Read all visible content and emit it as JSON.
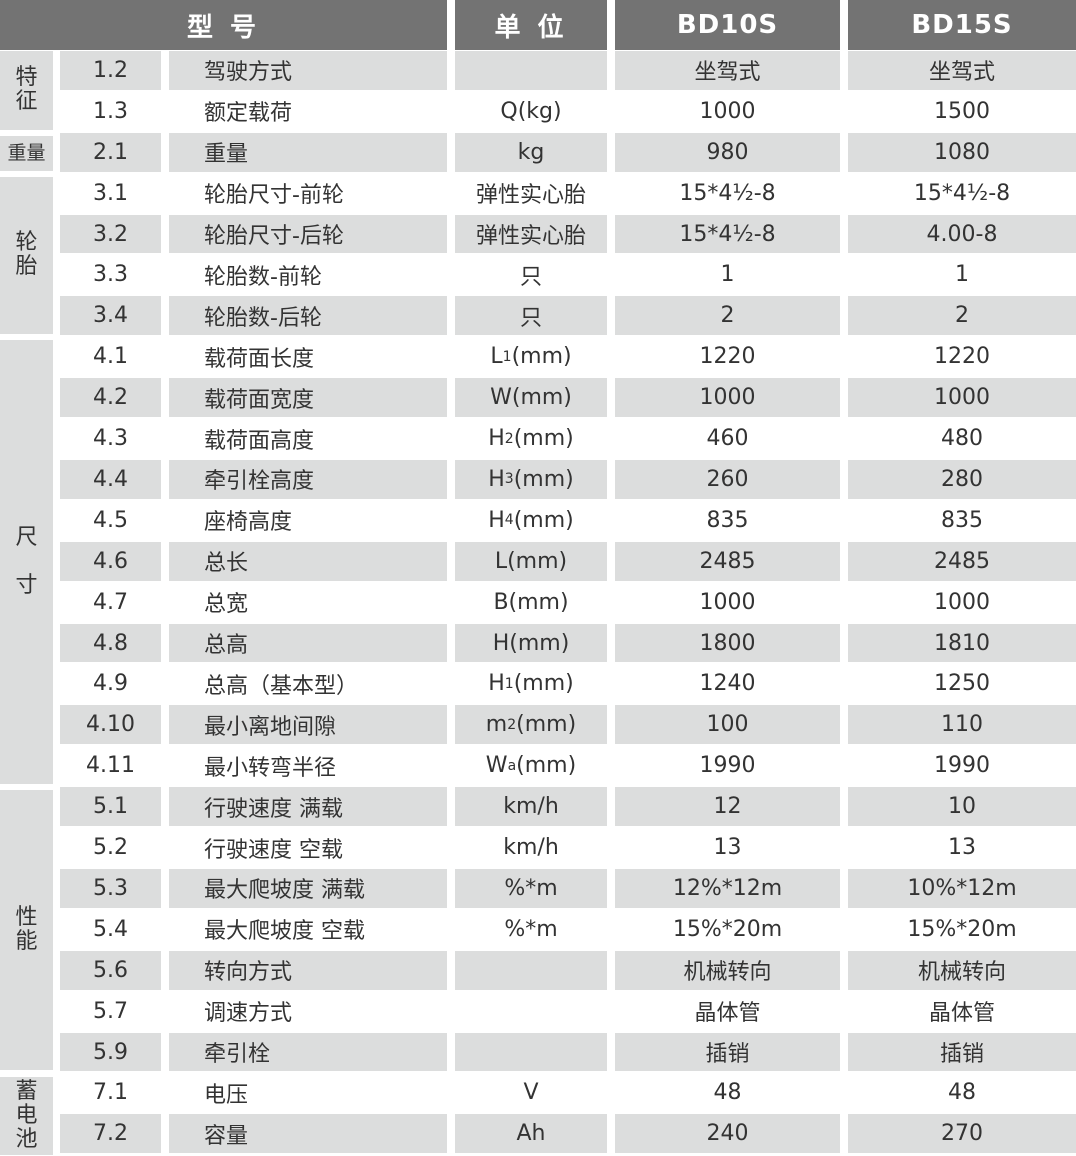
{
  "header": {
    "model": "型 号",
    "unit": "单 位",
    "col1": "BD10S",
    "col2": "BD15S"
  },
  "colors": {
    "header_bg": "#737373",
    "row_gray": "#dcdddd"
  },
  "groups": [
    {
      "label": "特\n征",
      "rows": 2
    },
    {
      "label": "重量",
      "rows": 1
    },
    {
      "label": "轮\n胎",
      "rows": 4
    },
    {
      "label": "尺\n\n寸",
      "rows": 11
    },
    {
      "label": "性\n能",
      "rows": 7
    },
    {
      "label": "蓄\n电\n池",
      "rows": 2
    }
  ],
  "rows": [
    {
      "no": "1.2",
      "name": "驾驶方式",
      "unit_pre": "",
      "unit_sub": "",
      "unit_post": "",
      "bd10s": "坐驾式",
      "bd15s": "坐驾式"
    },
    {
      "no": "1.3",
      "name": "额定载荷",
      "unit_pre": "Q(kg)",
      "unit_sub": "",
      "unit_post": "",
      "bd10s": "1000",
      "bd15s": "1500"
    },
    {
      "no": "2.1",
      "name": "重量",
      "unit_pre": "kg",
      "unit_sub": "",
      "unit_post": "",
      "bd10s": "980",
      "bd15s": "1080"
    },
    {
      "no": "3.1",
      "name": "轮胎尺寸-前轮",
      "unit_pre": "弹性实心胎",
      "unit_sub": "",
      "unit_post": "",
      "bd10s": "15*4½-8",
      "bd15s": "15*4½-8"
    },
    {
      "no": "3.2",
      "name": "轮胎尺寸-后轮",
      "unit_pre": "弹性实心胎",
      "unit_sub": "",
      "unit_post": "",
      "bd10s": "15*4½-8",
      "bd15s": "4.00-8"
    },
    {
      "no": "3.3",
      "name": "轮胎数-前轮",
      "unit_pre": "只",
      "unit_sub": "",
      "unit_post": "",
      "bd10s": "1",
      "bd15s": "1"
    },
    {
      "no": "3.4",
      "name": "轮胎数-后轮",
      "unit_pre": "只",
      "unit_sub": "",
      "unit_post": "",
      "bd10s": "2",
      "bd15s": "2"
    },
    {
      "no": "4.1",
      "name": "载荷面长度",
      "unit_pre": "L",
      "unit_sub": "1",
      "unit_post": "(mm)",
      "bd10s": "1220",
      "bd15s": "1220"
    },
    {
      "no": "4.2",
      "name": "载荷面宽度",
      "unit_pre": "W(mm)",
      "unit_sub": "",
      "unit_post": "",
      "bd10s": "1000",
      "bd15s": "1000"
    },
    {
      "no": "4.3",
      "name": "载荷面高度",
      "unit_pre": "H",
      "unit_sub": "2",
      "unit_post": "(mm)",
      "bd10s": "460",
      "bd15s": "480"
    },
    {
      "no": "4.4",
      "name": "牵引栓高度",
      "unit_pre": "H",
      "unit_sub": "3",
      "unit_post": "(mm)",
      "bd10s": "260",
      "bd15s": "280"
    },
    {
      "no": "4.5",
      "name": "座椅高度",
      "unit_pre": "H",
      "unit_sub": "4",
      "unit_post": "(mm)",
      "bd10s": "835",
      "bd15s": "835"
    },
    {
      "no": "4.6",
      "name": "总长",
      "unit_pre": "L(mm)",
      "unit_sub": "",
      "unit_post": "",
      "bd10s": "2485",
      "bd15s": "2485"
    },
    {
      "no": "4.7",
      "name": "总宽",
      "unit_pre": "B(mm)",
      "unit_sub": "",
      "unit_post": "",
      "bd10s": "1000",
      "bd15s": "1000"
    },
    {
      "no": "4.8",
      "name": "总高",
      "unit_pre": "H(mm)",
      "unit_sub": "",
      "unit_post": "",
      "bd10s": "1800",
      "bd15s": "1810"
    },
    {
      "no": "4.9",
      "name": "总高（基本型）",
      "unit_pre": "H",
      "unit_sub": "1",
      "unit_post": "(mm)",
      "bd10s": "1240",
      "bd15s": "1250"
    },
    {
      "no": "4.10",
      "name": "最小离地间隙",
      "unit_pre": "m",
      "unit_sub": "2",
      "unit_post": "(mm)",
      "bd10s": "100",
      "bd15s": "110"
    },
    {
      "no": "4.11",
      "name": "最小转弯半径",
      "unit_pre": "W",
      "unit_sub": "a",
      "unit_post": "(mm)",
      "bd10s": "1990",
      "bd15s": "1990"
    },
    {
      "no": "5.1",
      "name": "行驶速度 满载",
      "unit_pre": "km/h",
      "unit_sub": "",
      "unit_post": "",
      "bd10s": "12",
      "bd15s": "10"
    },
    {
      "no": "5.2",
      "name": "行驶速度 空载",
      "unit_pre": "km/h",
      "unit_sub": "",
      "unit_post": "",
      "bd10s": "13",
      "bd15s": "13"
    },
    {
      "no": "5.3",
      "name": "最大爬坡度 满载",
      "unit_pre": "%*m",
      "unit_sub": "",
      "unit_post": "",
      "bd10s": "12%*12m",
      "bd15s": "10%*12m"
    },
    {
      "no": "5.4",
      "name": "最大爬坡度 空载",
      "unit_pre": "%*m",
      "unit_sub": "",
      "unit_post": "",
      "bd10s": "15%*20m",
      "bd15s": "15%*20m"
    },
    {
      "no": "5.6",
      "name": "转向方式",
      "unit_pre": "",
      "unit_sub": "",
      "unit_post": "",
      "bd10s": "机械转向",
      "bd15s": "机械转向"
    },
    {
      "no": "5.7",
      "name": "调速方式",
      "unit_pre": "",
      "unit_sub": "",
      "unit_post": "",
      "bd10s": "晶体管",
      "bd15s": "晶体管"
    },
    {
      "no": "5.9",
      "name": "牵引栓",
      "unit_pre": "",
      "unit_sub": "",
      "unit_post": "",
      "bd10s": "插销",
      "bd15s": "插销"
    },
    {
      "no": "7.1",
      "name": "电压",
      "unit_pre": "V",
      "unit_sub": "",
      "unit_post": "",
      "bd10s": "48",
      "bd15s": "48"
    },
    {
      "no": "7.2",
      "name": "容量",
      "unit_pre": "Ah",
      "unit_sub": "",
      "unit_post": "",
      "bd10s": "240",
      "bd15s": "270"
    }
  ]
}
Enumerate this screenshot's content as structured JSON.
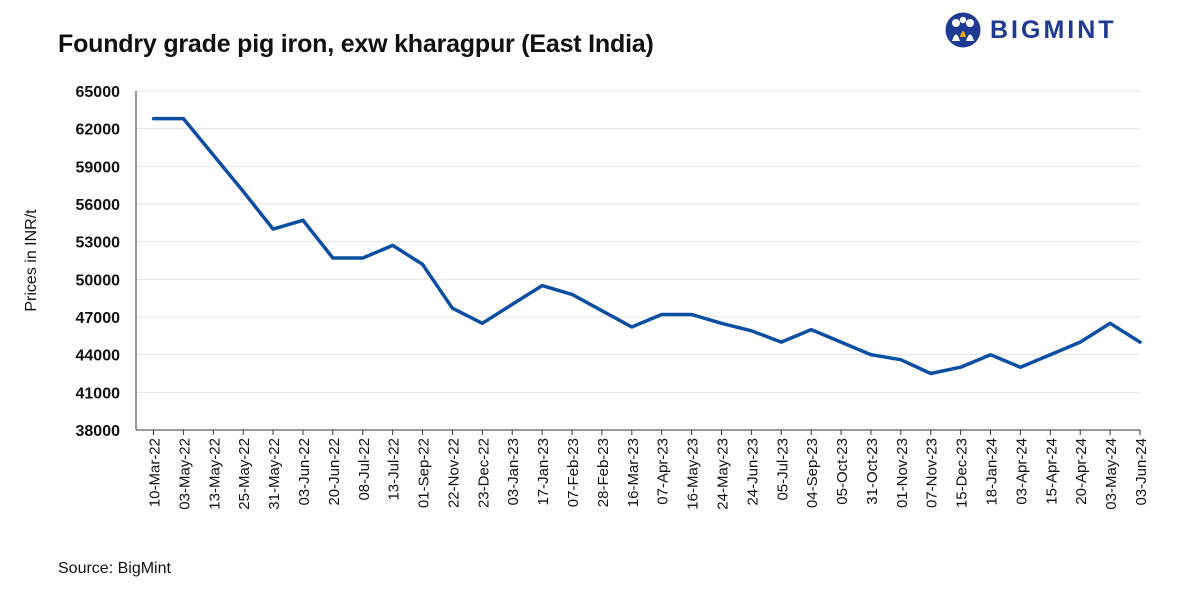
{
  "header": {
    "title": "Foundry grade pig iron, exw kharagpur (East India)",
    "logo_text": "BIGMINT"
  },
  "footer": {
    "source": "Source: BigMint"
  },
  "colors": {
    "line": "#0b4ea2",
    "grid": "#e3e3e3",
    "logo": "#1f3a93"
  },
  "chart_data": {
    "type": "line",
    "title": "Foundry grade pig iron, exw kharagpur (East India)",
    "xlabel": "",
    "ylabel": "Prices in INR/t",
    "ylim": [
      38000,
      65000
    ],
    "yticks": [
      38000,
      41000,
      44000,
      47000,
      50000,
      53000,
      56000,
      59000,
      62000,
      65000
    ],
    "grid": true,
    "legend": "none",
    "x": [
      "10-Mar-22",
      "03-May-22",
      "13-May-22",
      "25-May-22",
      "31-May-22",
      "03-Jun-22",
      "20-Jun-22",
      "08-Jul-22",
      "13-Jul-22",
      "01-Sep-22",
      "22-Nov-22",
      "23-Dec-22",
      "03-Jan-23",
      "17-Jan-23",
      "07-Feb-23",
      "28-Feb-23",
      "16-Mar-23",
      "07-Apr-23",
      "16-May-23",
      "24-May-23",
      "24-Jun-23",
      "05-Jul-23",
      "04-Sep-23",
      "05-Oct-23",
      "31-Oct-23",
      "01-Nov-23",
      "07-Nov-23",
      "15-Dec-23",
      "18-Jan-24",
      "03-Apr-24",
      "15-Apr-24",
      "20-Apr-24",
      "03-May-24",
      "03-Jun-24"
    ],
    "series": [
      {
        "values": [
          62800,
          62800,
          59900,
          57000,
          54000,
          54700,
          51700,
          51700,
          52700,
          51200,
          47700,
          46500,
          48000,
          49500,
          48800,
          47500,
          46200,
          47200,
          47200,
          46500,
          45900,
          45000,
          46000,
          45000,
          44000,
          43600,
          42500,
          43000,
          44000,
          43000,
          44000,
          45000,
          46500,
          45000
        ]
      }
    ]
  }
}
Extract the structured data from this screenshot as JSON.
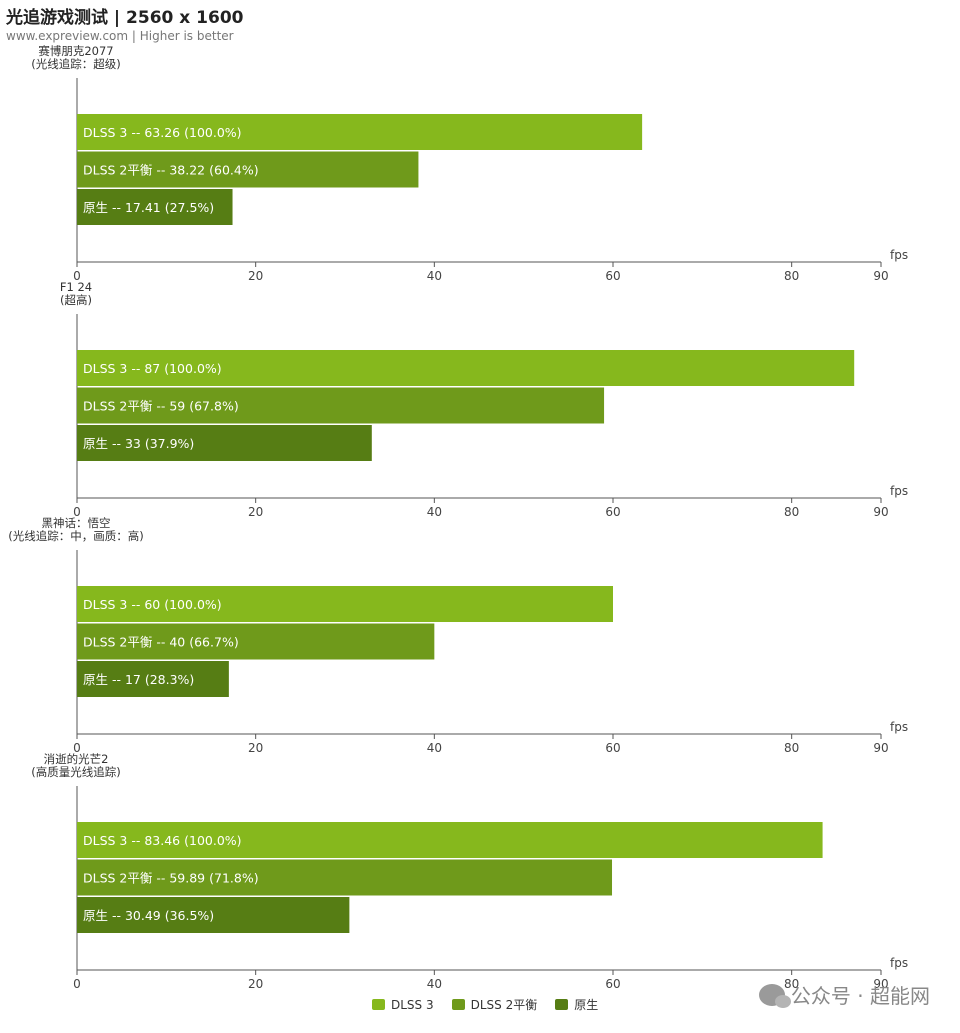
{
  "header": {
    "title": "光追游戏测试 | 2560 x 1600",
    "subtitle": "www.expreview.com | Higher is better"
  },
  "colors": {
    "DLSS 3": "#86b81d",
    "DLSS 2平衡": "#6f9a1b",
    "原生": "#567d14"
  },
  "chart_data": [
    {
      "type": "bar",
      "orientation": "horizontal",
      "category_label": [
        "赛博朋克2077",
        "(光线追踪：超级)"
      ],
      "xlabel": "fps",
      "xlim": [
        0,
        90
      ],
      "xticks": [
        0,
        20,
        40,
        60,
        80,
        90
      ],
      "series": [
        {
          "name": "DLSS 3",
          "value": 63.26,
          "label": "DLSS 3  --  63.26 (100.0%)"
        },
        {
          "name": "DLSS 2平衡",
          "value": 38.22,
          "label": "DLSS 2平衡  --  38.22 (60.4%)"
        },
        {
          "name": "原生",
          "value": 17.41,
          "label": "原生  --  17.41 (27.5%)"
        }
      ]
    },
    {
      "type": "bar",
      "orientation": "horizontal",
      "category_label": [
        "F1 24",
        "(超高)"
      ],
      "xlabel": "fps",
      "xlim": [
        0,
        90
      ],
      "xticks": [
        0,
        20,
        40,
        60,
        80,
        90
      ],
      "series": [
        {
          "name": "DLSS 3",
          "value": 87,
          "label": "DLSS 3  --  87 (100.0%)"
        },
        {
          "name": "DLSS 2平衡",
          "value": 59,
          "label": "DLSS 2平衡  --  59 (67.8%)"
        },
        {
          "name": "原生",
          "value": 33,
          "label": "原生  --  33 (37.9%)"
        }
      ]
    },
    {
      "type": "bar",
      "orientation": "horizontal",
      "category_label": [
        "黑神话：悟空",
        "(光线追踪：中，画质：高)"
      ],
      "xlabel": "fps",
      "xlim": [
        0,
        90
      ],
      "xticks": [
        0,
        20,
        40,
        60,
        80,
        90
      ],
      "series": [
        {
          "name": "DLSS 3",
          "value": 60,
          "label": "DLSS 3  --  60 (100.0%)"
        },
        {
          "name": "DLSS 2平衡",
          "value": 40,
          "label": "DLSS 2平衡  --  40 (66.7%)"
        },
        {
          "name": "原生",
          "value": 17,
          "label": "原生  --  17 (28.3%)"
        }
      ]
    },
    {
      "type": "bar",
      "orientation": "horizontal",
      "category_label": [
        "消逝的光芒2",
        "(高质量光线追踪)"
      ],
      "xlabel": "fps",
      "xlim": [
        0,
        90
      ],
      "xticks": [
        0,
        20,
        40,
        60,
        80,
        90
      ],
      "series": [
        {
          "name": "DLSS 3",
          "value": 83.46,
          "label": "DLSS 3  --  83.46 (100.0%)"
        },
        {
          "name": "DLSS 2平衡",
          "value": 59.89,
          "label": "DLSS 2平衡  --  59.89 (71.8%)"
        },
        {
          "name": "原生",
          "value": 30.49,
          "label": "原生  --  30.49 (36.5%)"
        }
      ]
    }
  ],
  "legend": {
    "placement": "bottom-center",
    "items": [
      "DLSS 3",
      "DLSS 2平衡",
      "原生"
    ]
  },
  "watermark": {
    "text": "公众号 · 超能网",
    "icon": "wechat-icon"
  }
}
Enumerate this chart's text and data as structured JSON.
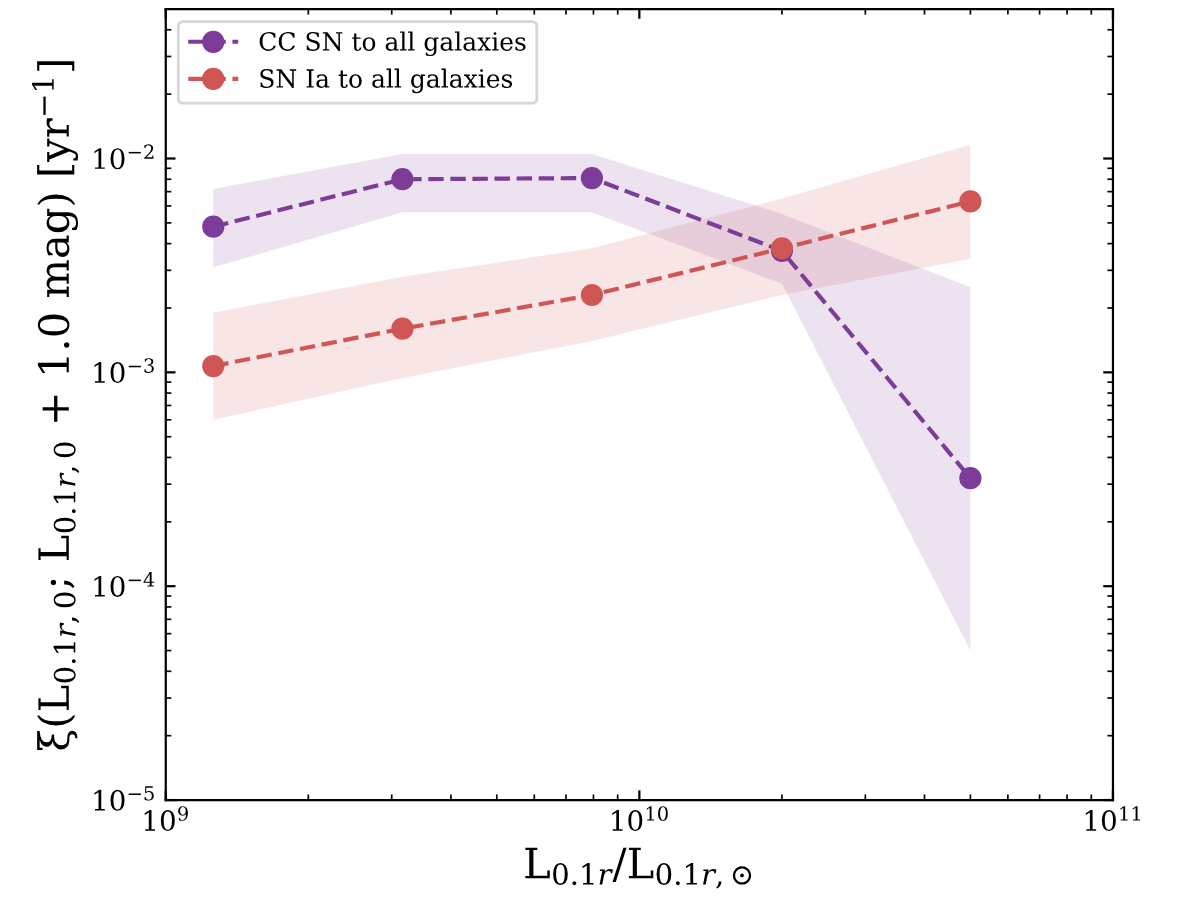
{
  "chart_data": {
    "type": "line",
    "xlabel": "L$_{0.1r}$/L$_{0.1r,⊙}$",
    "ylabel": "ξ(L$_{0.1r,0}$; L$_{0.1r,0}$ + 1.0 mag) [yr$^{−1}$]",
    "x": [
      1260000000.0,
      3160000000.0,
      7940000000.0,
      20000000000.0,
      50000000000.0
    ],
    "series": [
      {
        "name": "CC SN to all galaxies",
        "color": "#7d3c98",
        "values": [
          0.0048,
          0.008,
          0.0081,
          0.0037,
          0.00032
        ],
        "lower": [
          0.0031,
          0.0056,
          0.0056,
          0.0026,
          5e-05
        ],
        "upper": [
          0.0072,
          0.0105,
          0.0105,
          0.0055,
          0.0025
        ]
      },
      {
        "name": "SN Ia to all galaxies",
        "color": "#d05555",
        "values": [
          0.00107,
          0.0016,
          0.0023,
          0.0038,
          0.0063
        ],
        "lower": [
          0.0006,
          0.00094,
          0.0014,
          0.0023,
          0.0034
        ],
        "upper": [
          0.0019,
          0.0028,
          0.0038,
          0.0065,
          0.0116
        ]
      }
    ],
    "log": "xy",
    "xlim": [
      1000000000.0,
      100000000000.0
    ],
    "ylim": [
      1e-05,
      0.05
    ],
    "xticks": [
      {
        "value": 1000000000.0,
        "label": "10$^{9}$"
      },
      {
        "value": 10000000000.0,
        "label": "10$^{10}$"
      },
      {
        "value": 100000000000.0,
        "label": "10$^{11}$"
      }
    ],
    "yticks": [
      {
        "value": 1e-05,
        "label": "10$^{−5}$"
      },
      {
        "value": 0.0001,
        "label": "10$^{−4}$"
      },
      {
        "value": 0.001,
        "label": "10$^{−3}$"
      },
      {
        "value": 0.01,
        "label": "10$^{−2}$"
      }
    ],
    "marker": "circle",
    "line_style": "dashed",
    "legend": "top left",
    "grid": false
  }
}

====

= The request =
Pick out and copy the lines of the material that include the word "screenshot".

= Result =
Enumerate this screenshot's content as structured JSON.
Extract the structured data from this screenshot as JSON.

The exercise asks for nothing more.